SHORT PROBLEM = Pictures should be excluded; otherwise, copy every entry exactly.

[Extracted data entries]
● ● ● ● ● ● ●

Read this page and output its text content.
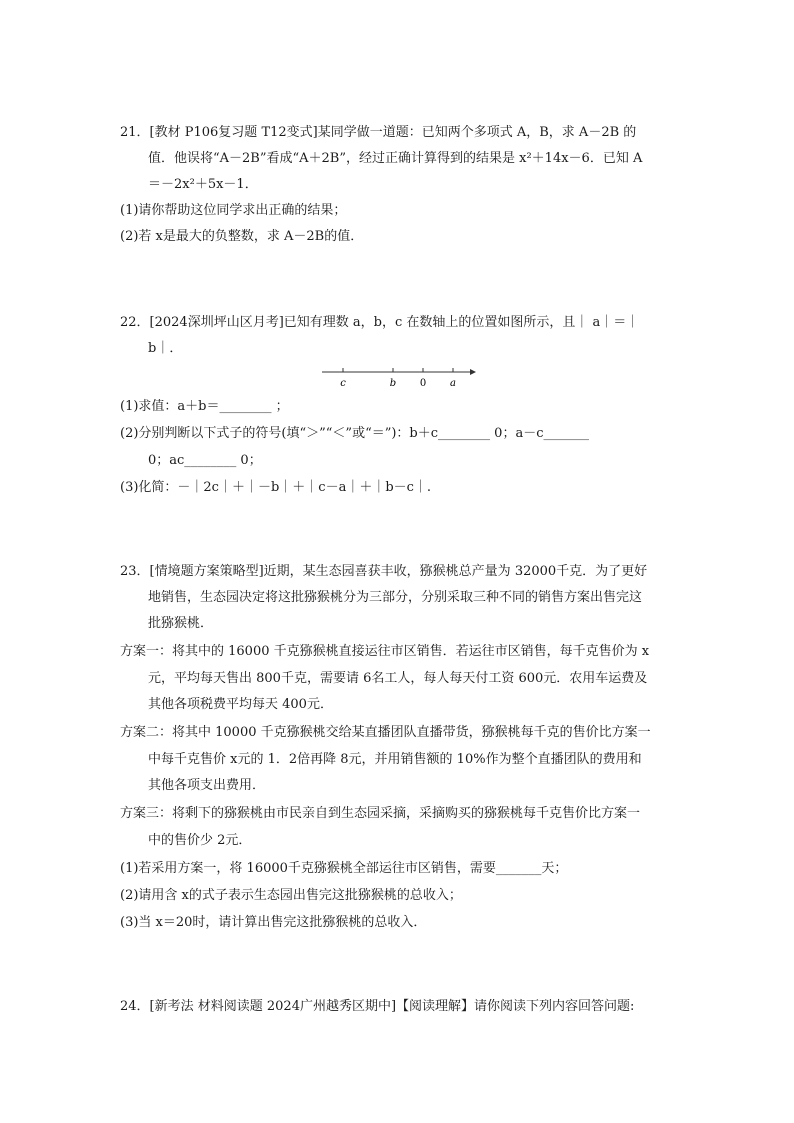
21．[教材 P106复习题 T12变式]某同学做一道题：已知两个多项式 A，B，求 A－2B 的
值．他误将“A－2B”看成“A＋2B”，经过正确计算得到的结果是 x²＋14x－6．已知 A
＝－2x²＋5x－1．
(1)请你帮助这位同学求出正确的结果；
(2)若 x是最大的负整数，求 A－2B的值．
22．[2024深圳坪山区月考]已知有理数 a，b，c 在数轴上的位置如图所示，且｜ a｜＝｜
b｜．
c	b 0 a
(1)求值：a＋b＝________ ；
(2)分别判断以下式子的符号(填“＞”“＜”或“＝”)：b＋c________ 0；a－c_______
0；ac________ 0；
(3)化简：－｜2c｜＋｜－b｜＋｜c－a｜＋｜b－c｜.
23．[情境题方案策略型]近期，某生态园喜获丰收，猕猴桃总产量为 32000千克．为了更好
地销售，生态园决定将这批猕猴桃分为三部分，分别采取三种不同的销售方案出售完这
批猕猴桃．
方案一：将其中的 16000 千克猕猴桃直接运往市区销售．若运往市区销售，每千克售价为 x
元，平均每天售出 800千克，需要请 6名工人，每人每天付工资 600元．农用车运费及
其他各项税费平均每天 400元．
方案二：将其中 10000 千克猕猴桃交给某直播团队直播带货，猕猴桃每千克的售价比方案一
中每千克售价 x元的 1．2倍再降 8元，并用销售额的 10%作为整个直播团队的费用和
其他各项支出费用．
方案三：将剩下的猕猴桃由市民亲自到生态园采摘，采摘购买的猕猴桃每千克售价比方案一
中的售价少 2元．
(1)若采用方案一，将 16000千克猕猴桃全部运往市区销售，需要_______天；
(2)请用含 x的式子表示生态园出售完这批猕猴桃的总收入；
(3)当 x＝20时，请计算出售完这批猕猴桃的总收入．
24．[新考法 材料阅读题 2024广州越秀区期中]【阅读理解】请你阅读下列内容回答问题:
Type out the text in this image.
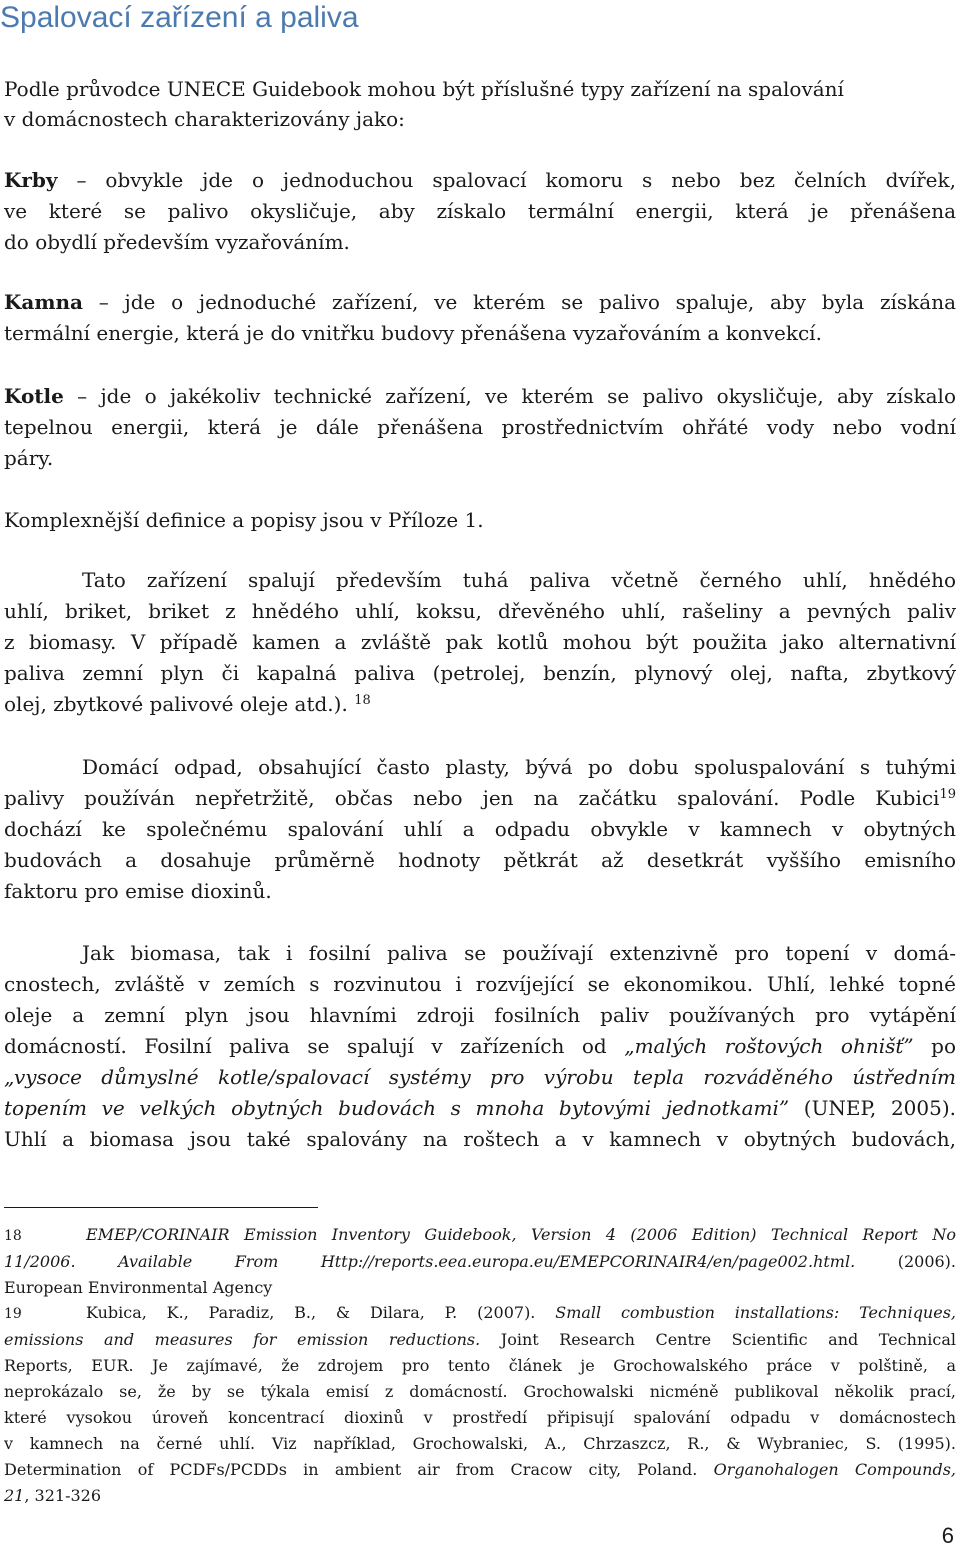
Spalovací zařízení a paliva
Podle průvodce UNECE Guidebook mohou být příslušné typy zařízení na spalování
v domácnostech charakterizovány jako:
Krby – obvykle jde o jednoduchou spalovací komoru s nebo bez čelních dvířek,
ve které se palivo okysličuje, aby získalo termální energii, která je přenášena
do obydlí především vyzařováním.
Kamna – jde o jednoduché zařízení, ve kterém se palivo spaluje, aby byla získána
termální energie, která je do vnitřku budovy přenášena vyzařováním a konvekcí.
Kotle – jde o jakékoliv technické zařízení, ve kterém se palivo okysličuje, aby získalo
tepelnou energii, která je dále přenášena prostřednictvím ohřáté vody nebo vodní
páry.
Komplexnější definice a popisy jsou v Příloze 1.
Tato zařízení spalují především tuhá paliva včetně černého uhlí, hnědého
uhlí, briket, briket z hnědého uhlí, koksu, dřevěného uhlí, rašeliny a pevných paliv
z biomasy. V případě kamen a zvláště pak kotlů mohou být použita jako alternativní
paliva zemní plyn či kapalná paliva (petrolej, benzín, plynový olej, nafta, zbytkový
olej, zbytkové palivové oleje atd.). $^{18}$
Domácí odpad, obsahující často plasty, bývá po dobu spoluspalování s tuhými
palivy používán nepřetržitě, občas nebo jen na začátku spalování. Podle Kubici$^{19}$
dochází ke společnému spalování uhlí a odpadu obvykle v kamnech v obytných
budovách a dosahuje průměrně hodnoty pětkrát až desetkrát vyššího emisního
faktoru pro emise dioxinů.
Jak biomasa, tak i fosilní paliva se používají extenzivně pro topení v domá-
cnostech, zvláště v zemích s rozvinutou i rozvíjející se ekonomikou. Uhlí, lehké topné
oleje a zemní plyn jsou hlavními zdroji fosilních paliv používaných pro vytápění
domácností. Fosilní paliva se spalují v zařízeních od „malých roštových ohnišť” po
„vysoce důmyslné kotle/spalovací systémy pro výrobu tepla rozváděného ústředním
topením ve velkých obytných budovách s mnoha bytovými jednotkami” (UNEP, 2005).
Uhlí a biomasa jsou také spalovány na roštech a v kamnech v obytných budovách,
18	EMEP/CORINAIR Emission Inventory Guidebook, Version 4 (2006 Edition) Technical Report No
11/2006. Available From Http://reports.eea.europa.eu/EMEPCORINAIR4/en/page002.html. (2006).
European Environmental Agency
19	Kubica, K., Paradiz, B., & Dilara, P. (2007). Small combustion installations: Techniques,
emissions and measures for emission reductions. Joint Research Centre Scientific and Technical
Reports, EUR. Je zajímavé, že zdrojem pro tento článek je Grochowalského práce v polštině, a
neprokázalo se, že by se týkala emisí z domácností. Grochowalski nicméně publikoval několik prací,
které vysokou úroveň koncentrací dioxinů v prostředí připisují spalování odpadu v domácnostech
v kamnech na černé uhlí. Viz například, Grochowalski, A., Chrzaszcz, R., & Wybraniec, S. (1995).
Determination of PCDFs/PCDDs in ambient air from Cracow city, Poland. Organohalogen Compounds,
21, 321-326
6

● ● ● ● ● ● ●

RESULT =
Read this page and output its text content.
21．[教材 P106复习题 T12变式]某同学做一道题：已知两个多项式 A，B，求 A－2B 的
值．他误将“A－2B”看成“A＋2B”，经过正确计算得到的结果是 x²＋14x－6．已知 A
＝－2x²＋5x－1．
(1)请你帮助这位同学求出正确的结果；
(2)若 x是最大的负整数，求 A－2B的值．
22．[2024深圳坪山区月考]已知有理数 a，b，c 在数轴上的位置如图所示，且｜ a｜＝｜
b｜．
c	b 0 a
(1)求值：a＋b＝________ ；
(2)分别判断以下式子的符号(填“＞”“＜”或“＝”)：b＋c________ 0；a－c_______
0；ac________ 0；
(3)化简：－｜2c｜＋｜－b｜＋｜c－a｜＋｜b－c｜.
23．[情境题方案策略型]近期，某生态园喜获丰收，猕猴桃总产量为 32000千克．为了更好
地销售，生态园决定将这批猕猴桃分为三部分，分别采取三种不同的销售方案出售完这
批猕猴桃．
方案一：将其中的 16000 千克猕猴桃直接运往市区销售．若运往市区销售，每千克售价为 x
元，平均每天售出 800千克，需要请 6名工人，每人每天付工资 600元．农用车运费及
其他各项税费平均每天 400元．
方案二：将其中 10000 千克猕猴桃交给某直播团队直播带货，猕猴桃每千克的售价比方案一
中每千克售价 x元的 1．2倍再降 8元，并用销售额的 10%作为整个直播团队的费用和
其他各项支出费用．
方案三：将剩下的猕猴桃由市民亲自到生态园采摘，采摘购买的猕猴桃每千克售价比方案一
中的售价少 2元．
(1)若采用方案一，将 16000千克猕猴桃全部运往市区销售，需要_______天；
(2)请用含 x的式子表示生态园出售完这批猕猴桃的总收入；
(3)当 x＝20时，请计算出售完这批猕猴桃的总收入．
24．[新考法 材料阅读题 2024广州越秀区期中]【阅读理解】请你阅读下列内容回答问题:
Type out the text in this image.
Spalovací zařízení a paliva
Podle průvodce UNECE Guidebook mohou být příslušné typy zařízení na spalování
v domácnostech charakterizovány jako:
Krby – obvykle jde o jednoduchou spalovací komoru s nebo bez čelních dvířek,
ve které se palivo okysličuje, aby získalo termální energii, která je přenášena
do obydlí především vyzařováním.
Kamna – jde o jednoduché zařízení, ve kterém se palivo spaluje, aby byla získána
termální energie, která je do vnitřku budovy přenášena vyzařováním a konvekcí.
Kotle – jde o jakékoliv technické zařízení, ve kterém se palivo okysličuje, aby získalo
tepelnou energii, která je dále přenášena prostřednictvím ohřáté vody nebo vodní
páry.
Komplexnější definice a popisy jsou v Příloze 1.
Tato zařízení spalují především tuhá paliva včetně černého uhlí, hnědého
uhlí, briket, briket z hnědého uhlí, koksu, dřevěného uhlí, rašeliny a pevných paliv
z biomasy. V případě kamen a zvláště pak kotlů mohou být použita jako alternativní
paliva zemní plyn či kapalná paliva (petrolej, benzín, plynový olej, nafta, zbytkový
olej, zbytkové palivové oleje atd.). $^{18}$
Domácí odpad, obsahující často plasty, bývá po dobu spoluspalování s tuhými
palivy používán nepřetržitě, občas nebo jen na začátku spalování. Podle Kubici$^{19}$
dochází ke společnému spalování uhlí a odpadu obvykle v kamnech v obytných
budovách a dosahuje průměrně hodnoty pětkrát až desetkrát vyššího emisního
faktoru pro emise dioxinů.
Jak biomasa, tak i fosilní paliva se používají extenzivně pro topení v domá-
cnostech, zvláště v zemích s rozvinutou i rozvíjející se ekonomikou. Uhlí, lehké topné
oleje a zemní plyn jsou hlavními zdroji fosilních paliv používaných pro vytápění
domácností. Fosilní paliva se spalují v zařízeních od „malých roštových ohnišť” po
„vysoce důmyslné kotle/spalovací systémy pro výrobu tepla rozváděného ústředním
topením ve velkých obytných budovách s mnoha bytovými jednotkami” (UNEP, 2005).
Uhlí a biomasa jsou také spalovány na roštech a v kamnech v obytných budovách,
18	EMEP/CORINAIR Emission Inventory Guidebook, Version 4 (2006 Edition) Technical Report No
11/2006. Available From Http://reports.eea.europa.eu/EMEPCORINAIR4/en/page002.html. (2006).
European Environmental Agency
19	Kubica, K., Paradiz, B., & Dilara, P. (2007). Small combustion installations: Techniques,
emissions and measures for emission reductions. Joint Research Centre Scientific and Technical
Reports, EUR. Je zajímavé, že zdrojem pro tento článek je Grochowalského práce v polštině, a
neprokázalo se, že by se týkala emisí z domácností. Grochowalski nicméně publikoval několik prací,
které vysokou úroveň koncentrací dioxinů v prostředí připisují spalování odpadu v domácnostech
v kamnech na černé uhlí. Viz například, Grochowalski, A., Chrzaszcz, R., & Wybraniec, S. (1995).
Determination of PCDFs/PCDDs in ambient air from Cracow city, Poland. Organohalogen Compounds,
21, 321-326
6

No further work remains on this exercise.